** BEGIN **

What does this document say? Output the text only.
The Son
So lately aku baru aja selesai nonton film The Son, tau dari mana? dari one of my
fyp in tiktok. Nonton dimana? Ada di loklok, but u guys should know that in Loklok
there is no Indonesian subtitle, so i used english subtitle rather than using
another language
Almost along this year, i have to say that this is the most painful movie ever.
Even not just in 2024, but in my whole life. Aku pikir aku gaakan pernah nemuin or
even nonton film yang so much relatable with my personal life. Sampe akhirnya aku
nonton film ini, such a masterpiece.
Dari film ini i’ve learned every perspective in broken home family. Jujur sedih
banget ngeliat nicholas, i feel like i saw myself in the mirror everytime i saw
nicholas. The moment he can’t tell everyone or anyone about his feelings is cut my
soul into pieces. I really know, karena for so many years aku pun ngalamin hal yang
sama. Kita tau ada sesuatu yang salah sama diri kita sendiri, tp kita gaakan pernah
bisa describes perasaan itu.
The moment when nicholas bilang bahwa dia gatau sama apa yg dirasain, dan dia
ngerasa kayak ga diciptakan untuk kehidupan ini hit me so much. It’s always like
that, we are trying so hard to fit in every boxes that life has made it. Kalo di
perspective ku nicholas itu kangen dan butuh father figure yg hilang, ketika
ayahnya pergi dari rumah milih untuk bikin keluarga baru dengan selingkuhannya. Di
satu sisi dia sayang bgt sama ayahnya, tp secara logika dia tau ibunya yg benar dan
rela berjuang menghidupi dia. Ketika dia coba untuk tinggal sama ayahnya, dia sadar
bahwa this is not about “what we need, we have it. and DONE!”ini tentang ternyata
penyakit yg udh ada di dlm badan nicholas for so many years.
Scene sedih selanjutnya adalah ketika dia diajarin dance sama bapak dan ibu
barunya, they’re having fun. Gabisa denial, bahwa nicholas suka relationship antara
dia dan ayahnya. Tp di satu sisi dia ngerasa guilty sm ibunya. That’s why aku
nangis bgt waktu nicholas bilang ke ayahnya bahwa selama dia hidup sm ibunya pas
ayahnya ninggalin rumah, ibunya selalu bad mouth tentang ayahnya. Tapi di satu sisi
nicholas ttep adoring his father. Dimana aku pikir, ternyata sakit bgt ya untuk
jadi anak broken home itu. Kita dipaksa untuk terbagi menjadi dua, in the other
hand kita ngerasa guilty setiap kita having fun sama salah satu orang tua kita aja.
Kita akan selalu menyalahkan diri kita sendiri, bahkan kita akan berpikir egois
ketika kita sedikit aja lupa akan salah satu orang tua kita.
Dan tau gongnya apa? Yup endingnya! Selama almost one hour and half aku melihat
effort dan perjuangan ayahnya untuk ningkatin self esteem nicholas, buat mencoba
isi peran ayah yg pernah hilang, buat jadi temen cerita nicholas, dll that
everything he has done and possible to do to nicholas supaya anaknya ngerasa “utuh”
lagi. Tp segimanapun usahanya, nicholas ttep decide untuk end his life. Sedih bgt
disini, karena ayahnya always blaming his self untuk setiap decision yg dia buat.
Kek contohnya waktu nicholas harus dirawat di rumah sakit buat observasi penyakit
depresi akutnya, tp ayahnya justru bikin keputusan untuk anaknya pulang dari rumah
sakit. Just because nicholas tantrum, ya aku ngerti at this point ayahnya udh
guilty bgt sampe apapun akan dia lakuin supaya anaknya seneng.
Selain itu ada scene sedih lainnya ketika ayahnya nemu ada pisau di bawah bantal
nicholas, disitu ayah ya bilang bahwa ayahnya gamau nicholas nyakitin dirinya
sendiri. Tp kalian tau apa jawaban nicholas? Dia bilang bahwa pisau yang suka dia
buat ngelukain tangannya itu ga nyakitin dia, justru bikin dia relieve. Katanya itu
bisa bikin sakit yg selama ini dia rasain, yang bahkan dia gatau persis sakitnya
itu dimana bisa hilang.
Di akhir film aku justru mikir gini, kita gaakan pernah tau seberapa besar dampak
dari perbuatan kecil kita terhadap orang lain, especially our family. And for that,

** END **

_Directive_
Check each line above for the word "pernah" and copy the ones that have it.

_Answer to the exercise_
Even not just in 2024, but in my whole life. Aku pikir aku gaakan pernah nemuin or
sama. Kita tau ada sesuatu yang salah sama diri kita sendiri, tp kita gaakan pernah
isi peran ayah yg pernah hilang, buat jadi temen cerita nicholas, dll that
Di akhir film aku justru mikir gini, kita gaakan pernah tau seberapa besar dampak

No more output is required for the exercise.